* _OBJECTIVE_
Look for the string "Jumlah" and copy every line that has it.

* _DATA FOR THIS TASK_
--------
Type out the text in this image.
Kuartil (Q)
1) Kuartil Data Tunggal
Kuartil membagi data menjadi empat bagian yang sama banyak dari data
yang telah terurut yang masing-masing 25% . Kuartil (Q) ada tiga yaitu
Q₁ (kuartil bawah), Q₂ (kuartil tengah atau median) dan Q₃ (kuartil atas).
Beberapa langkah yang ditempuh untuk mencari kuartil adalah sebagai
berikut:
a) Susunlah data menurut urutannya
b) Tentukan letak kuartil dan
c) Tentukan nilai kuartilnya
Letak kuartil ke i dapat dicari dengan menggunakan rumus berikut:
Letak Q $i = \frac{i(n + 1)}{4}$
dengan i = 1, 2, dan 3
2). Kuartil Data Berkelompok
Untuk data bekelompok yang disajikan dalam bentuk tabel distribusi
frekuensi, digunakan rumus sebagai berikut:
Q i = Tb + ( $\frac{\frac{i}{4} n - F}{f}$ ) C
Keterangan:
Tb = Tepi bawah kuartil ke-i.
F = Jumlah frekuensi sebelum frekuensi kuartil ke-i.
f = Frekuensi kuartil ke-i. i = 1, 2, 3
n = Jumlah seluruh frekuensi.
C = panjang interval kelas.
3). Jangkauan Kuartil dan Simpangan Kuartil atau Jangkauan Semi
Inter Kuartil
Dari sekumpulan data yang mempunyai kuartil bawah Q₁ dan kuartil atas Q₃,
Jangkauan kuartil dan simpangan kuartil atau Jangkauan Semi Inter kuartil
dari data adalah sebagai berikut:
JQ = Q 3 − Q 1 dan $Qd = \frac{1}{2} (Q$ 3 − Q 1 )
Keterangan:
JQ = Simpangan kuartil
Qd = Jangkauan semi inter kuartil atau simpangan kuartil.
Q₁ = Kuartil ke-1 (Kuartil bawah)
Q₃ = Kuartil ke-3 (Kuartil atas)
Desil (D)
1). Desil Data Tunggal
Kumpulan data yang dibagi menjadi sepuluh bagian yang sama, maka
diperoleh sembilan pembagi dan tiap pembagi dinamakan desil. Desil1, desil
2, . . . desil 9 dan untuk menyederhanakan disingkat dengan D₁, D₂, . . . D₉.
--------
* _ANSWER FOR THE TASK_
F = Jumlah frekuensi sebelum frekuensi kuartil ke-i.
n = Jumlah seluruh frekuensi.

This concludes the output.